- TASK BRIEF
Gather every line of the entries that includes the word "document".

------------------------------

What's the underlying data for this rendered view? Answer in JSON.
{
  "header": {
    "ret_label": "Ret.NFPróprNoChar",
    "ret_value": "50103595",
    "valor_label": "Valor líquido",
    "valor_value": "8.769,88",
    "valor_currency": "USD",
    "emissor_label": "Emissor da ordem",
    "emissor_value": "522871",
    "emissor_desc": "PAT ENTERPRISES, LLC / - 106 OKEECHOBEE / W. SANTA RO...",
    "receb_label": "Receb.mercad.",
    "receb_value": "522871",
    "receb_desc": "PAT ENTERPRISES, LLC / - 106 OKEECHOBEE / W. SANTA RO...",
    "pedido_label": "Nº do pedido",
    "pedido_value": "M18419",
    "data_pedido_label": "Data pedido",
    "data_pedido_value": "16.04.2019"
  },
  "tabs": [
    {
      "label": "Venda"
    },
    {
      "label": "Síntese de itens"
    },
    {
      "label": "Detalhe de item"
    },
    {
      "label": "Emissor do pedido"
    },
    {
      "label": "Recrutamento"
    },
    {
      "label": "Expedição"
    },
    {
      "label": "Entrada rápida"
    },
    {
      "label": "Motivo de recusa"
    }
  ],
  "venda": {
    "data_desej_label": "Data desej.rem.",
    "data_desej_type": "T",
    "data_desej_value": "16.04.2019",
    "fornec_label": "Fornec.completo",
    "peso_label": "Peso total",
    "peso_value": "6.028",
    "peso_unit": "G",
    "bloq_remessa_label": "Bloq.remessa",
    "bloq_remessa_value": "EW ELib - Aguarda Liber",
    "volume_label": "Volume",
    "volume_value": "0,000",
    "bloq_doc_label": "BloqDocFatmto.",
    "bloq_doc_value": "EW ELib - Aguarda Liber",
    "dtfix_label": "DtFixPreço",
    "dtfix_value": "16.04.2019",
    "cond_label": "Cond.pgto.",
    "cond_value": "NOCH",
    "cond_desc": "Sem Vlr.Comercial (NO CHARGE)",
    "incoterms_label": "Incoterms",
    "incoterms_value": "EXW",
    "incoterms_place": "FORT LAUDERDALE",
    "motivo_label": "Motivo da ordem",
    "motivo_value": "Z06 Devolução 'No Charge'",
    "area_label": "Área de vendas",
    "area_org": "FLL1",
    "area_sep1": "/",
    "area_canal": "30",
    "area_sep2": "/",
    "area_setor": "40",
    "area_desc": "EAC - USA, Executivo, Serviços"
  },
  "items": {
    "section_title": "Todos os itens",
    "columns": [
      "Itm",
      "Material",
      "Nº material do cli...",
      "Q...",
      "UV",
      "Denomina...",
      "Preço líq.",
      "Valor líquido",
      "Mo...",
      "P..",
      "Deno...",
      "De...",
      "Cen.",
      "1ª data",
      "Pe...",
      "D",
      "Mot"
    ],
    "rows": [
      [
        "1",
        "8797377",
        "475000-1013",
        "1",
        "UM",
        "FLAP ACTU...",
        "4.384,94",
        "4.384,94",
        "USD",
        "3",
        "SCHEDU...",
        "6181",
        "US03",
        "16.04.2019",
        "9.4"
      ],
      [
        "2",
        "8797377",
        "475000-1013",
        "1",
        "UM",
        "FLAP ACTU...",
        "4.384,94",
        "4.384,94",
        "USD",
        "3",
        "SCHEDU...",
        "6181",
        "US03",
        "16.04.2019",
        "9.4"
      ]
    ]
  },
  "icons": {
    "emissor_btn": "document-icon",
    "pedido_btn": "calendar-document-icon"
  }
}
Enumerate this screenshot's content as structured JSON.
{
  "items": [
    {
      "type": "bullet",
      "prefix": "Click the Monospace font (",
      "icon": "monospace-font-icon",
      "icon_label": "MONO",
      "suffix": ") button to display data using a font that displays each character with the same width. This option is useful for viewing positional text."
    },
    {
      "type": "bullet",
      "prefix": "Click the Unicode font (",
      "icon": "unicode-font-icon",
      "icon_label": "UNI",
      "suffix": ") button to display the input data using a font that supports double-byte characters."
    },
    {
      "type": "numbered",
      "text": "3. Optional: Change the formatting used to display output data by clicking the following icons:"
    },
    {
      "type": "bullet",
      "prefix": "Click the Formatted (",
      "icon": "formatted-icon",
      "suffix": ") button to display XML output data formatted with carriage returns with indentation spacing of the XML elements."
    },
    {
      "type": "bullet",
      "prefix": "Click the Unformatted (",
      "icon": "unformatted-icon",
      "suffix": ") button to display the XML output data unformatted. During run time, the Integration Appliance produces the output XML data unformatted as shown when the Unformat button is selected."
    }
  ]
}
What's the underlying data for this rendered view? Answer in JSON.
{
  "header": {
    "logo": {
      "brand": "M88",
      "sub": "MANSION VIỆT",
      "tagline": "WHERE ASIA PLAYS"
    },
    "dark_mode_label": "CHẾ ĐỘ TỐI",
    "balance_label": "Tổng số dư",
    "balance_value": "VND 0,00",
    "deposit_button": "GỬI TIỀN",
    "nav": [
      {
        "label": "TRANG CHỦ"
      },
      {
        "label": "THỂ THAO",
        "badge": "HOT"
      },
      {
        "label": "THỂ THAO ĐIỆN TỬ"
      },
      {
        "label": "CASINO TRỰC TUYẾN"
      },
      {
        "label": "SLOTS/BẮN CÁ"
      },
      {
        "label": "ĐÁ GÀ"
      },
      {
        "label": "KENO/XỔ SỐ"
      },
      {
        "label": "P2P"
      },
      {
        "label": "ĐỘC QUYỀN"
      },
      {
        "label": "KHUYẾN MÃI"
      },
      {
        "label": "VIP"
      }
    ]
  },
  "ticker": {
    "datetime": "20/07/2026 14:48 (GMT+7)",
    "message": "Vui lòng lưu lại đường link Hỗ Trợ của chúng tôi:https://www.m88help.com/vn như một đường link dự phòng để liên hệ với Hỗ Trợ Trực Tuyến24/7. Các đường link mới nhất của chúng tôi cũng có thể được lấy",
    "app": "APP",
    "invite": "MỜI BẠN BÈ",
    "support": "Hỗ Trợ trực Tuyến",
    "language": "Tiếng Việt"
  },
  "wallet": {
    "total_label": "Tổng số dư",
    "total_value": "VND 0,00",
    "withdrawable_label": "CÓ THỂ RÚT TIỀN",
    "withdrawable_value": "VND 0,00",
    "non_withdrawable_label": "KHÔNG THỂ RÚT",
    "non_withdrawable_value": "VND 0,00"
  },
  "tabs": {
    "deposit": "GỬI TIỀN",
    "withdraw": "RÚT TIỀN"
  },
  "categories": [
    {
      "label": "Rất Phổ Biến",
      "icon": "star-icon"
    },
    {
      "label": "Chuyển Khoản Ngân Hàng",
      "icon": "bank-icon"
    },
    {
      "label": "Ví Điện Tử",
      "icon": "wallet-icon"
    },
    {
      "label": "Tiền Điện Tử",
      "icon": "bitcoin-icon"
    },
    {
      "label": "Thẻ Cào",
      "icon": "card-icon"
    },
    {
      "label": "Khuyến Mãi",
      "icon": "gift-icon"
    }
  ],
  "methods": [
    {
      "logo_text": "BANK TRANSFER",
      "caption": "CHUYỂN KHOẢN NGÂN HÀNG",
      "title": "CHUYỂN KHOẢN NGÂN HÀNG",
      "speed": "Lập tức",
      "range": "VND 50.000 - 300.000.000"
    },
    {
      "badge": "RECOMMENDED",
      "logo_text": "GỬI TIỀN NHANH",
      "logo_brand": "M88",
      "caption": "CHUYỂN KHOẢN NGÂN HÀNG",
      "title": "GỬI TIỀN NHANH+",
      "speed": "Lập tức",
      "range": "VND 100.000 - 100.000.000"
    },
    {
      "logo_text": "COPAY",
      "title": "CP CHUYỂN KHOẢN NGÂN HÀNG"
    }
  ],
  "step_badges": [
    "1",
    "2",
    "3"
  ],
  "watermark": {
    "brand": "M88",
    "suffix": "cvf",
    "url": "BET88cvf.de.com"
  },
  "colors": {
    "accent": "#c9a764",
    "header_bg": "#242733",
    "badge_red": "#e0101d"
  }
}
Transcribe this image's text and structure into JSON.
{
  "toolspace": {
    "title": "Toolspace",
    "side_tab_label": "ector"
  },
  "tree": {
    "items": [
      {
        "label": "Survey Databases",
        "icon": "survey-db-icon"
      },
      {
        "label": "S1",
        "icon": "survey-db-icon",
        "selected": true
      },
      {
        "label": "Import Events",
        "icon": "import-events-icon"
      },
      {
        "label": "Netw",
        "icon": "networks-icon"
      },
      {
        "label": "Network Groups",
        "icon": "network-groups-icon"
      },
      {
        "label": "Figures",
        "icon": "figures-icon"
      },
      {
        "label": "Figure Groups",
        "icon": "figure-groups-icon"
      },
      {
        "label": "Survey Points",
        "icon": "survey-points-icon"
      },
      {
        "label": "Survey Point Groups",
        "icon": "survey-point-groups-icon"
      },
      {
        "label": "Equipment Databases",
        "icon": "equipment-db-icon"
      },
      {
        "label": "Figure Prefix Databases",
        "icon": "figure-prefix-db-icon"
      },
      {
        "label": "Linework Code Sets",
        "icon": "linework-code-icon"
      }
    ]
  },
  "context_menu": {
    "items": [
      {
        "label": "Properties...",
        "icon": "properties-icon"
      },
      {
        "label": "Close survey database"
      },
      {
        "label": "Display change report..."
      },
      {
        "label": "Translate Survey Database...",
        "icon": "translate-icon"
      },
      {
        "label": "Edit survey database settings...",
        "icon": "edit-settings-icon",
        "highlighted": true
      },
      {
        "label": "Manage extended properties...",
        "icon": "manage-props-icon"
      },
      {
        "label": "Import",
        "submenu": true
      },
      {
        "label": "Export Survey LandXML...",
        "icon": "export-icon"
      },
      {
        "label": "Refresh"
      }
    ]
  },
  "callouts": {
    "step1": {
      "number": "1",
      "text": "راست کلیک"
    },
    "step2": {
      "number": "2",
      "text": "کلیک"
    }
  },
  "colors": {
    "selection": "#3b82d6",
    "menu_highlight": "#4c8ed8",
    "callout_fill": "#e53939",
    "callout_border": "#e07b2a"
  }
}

------------------------------

- EXPECTED ANSWER
    "emissor_btn": "document-icon",
    "pedido_btn": "calendar-document-icon"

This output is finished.